◆ Records provided:
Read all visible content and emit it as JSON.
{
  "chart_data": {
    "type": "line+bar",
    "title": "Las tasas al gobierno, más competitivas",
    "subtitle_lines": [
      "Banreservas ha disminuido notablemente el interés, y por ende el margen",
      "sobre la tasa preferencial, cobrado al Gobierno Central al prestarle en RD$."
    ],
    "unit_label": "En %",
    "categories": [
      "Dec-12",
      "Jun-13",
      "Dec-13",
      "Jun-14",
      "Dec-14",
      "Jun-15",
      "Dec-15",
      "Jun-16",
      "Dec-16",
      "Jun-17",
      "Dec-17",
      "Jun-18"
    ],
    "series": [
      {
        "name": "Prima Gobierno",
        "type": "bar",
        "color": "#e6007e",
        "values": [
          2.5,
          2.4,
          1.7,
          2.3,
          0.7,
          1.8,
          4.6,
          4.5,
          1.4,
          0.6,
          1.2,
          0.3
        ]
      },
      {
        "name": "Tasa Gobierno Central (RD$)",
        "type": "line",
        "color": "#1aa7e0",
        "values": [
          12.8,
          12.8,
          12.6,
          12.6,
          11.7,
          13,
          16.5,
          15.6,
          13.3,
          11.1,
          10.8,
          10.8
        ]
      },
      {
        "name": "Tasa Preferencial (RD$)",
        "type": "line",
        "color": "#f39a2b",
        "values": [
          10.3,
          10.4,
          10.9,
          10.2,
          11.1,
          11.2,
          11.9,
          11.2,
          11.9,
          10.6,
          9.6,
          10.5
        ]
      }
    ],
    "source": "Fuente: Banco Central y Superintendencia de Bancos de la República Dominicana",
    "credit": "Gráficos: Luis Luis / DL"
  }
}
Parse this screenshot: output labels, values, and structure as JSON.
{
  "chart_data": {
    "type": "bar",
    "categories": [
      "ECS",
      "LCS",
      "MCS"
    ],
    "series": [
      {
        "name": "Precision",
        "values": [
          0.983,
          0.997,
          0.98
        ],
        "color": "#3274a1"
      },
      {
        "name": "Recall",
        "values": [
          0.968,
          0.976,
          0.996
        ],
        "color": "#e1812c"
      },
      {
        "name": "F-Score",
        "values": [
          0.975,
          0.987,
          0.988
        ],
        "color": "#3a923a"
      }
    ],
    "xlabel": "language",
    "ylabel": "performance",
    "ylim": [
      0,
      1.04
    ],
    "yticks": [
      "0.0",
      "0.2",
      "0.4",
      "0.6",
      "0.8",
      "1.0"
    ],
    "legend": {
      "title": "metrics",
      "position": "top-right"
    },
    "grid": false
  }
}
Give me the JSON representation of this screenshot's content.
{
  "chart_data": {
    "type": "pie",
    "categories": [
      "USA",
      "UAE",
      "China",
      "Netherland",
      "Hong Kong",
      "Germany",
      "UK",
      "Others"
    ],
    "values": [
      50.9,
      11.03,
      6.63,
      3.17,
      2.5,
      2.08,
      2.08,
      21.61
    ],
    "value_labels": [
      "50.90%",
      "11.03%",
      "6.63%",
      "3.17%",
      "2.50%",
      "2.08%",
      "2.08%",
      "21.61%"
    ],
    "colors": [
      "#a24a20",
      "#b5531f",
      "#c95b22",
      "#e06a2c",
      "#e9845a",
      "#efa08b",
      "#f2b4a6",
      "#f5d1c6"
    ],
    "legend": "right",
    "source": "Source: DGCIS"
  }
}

◆ Objective: Output the full listing without altering anything.

◆ The completed task:
Read all visible content and emit it as JSON.
{
  "chart_data": {
    "type": "line+bar",
    "title": "Las tasas al gobierno, más competitivas",
    "subtitle_lines": [
      "Banreservas ha disminuido notablemente el interés, y por ende el margen",
      "sobre la tasa preferencial, cobrado al Gobierno Central al prestarle en RD$."
    ],
    "unit_label": "En %",
    "categories": [
      "Dec-12",
      "Jun-13",
      "Dec-13",
      "Jun-14",
      "Dec-14",
      "Jun-15",
      "Dec-15",
      "Jun-16",
      "Dec-16",
      "Jun-17",
      "Dec-17",
      "Jun-18"
    ],
    "series": [
      {
        "name": "Prima Gobierno",
        "type": "bar",
        "color": "#e6007e",
        "values": [
          2.5,
          2.4,
          1.7,
          2.3,
          0.7,
          1.8,
          4.6,
          4.5,
          1.4,
          0.6,
          1.2,
          0.3
        ]
      },
      {
        "name": "Tasa Gobierno Central (RD$)",
        "type": "line",
        "color": "#1aa7e0",
        "values": [
          12.8,
          12.8,
          12.6,
          12.6,
          11.7,
          13,
          16.5,
          15.6,
          13.3,
          11.1,
          10.8,
          10.8
        ]
      },
      {
        "name": "Tasa Preferencial (RD$)",
        "type": "line",
        "color": "#f39a2b",
        "values": [
          10.3,
          10.4,
          10.9,
          10.2,
          11.1,
          11.2,
          11.9,
          11.2,
          11.9,
          10.6,
          9.6,
          10.5
        ]
      }
    ],
    "source": "Fuente: Banco Central y Superintendencia de Bancos de la República Dominicana",
    "credit": "Gráficos: Luis Luis / DL"
  }
}
Parse this screenshot: output labels, values, and structure as JSON.
{
  "chart_data": {
    "type": "bar",
    "categories": [
      "ECS",
      "LCS",
      "MCS"
    ],
    "series": [
      {
        "name": "Precision",
        "values": [
          0.983,
          0.997,
          0.98
        ],
        "color": "#3274a1"
      },
      {
        "name": "Recall",
        "values": [
          0.968,
          0.976,
          0.996
        ],
        "color": "#e1812c"
      },
      {
        "name": "F-Score",
        "values": [
          0.975,
          0.987,
          0.988
        ],
        "color": "#3a923a"
      }
    ],
    "xlabel": "language",
    "ylabel": "performance",
    "ylim": [
      0,
      1.04
    ],
    "yticks": [
      "0.0",
      "0.2",
      "0.4",
      "0.6",
      "0.8",
      "1.0"
    ],
    "legend": {
      "title": "metrics",
      "position": "top-right"
    },
    "grid": false
  }
}
Give me the JSON representation of this screenshot's content.
{
  "chart_data": {
    "type": "pie",
    "categories": [
      "USA",
      "UAE",
      "China",
      "Netherland",
      "Hong Kong",
      "Germany",
      "UK",
      "Others"
    ],
    "values": [
      50.9,
      11.03,
      6.63,
      3.17,
      2.5,
      2.08,
      2.08,
      21.61
    ],
    "value_labels": [
      "50.90%",
      "11.03%",
      "6.63%",
      "3.17%",
      "2.50%",
      "2.08%",
      "2.08%",
      "21.61%"
    ],
    "colors": [
      "#a24a20",
      "#b5531f",
      "#c95b22",
      "#e06a2c",
      "#e9845a",
      "#efa08b",
      "#f2b4a6",
      "#f5d1c6"
    ],
    "legend": "right",
    "source": "Source: DGCIS"
  }
}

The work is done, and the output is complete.